Select the lines of the records containing the word "Nancy" and list them.

>> BEGIN

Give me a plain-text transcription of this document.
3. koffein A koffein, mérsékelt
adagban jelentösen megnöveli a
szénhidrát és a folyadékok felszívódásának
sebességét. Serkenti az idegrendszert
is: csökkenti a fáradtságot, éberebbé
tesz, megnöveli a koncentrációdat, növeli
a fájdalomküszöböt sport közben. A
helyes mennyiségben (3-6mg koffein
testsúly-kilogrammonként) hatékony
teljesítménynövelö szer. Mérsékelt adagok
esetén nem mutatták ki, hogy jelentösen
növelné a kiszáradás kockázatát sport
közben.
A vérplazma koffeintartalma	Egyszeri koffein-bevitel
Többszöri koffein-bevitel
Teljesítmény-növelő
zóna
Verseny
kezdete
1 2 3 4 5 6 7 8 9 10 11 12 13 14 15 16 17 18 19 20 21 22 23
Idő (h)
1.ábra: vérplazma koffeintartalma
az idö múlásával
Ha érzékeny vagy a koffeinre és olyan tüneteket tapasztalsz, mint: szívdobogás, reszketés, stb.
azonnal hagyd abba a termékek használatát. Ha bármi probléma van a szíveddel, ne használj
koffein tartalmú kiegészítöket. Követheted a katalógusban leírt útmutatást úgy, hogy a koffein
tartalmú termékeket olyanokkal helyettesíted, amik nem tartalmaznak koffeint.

>> END
>> BEGIN

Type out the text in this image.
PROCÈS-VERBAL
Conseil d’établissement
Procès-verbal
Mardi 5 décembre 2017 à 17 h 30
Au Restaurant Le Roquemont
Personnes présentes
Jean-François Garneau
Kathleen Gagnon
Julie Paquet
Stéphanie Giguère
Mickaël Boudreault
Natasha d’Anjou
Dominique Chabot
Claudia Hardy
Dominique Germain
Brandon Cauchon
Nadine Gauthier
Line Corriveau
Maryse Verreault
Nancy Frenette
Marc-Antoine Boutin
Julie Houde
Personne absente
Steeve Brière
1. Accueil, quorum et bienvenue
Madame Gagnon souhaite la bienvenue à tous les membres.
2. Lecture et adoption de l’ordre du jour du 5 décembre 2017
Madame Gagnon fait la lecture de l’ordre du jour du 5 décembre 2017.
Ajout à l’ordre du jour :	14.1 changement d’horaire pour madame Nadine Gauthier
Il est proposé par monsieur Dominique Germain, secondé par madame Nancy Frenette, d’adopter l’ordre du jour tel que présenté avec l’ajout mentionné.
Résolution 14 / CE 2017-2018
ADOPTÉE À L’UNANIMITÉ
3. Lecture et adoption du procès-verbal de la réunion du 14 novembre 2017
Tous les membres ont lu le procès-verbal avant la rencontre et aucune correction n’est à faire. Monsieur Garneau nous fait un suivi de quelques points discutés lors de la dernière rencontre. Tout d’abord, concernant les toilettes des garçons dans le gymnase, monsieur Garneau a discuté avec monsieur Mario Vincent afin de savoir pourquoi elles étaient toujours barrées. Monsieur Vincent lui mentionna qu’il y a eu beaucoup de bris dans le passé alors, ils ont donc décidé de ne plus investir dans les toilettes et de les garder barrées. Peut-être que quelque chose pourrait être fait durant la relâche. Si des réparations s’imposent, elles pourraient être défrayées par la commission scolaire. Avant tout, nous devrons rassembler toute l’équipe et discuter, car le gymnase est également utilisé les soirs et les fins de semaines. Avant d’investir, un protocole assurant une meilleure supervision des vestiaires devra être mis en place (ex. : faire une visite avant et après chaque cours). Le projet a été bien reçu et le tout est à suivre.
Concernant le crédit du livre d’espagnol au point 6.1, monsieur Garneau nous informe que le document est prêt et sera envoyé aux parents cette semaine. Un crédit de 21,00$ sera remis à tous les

>> END
>> BEGIN

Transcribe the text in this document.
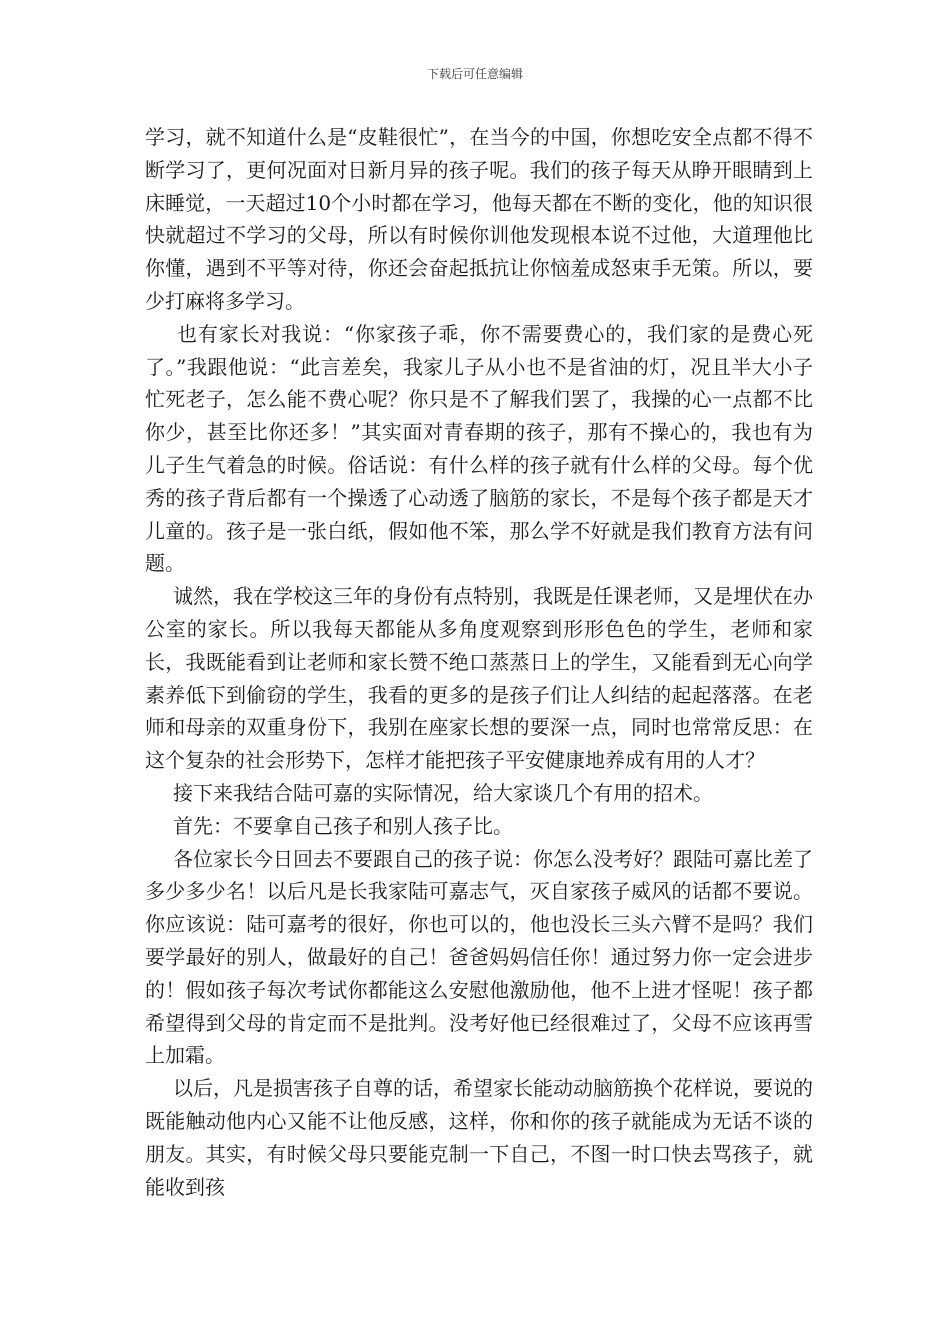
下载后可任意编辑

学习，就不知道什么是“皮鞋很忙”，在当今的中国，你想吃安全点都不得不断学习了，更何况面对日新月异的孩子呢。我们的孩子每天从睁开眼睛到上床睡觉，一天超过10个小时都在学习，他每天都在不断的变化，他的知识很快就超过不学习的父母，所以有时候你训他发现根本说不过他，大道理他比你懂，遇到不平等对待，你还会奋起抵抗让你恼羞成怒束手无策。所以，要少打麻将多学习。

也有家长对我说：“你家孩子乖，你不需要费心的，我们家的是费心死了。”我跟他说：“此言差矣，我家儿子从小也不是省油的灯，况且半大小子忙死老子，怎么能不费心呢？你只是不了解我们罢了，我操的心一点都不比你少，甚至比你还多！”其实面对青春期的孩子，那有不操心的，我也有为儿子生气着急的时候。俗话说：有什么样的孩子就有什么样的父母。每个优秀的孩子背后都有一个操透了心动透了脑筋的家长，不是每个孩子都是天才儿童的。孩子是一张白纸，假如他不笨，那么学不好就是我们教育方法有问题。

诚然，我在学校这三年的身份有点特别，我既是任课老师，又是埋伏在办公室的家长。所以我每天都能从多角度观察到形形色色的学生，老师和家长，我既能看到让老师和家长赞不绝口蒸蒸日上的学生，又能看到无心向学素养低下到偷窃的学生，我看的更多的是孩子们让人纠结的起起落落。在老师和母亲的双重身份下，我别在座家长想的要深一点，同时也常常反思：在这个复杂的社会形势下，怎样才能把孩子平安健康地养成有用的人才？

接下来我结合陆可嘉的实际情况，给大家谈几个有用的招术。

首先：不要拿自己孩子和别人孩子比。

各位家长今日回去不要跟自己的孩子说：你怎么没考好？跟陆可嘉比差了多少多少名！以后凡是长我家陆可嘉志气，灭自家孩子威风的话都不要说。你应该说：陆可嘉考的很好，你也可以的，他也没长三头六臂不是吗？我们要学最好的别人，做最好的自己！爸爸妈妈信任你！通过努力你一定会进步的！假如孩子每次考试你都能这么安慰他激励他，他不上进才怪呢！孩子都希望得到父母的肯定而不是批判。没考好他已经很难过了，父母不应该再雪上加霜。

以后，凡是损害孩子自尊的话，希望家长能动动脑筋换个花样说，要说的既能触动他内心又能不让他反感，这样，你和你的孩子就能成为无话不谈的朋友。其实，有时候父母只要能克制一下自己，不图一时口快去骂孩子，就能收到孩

>> END

### Result below
Nancy Frenette
Il est proposé par monsieur Dominique Germain, secondé par madame Nancy Frenette, d’adopter l’ordre du jour tel que présenté avec l’ajout mentionné.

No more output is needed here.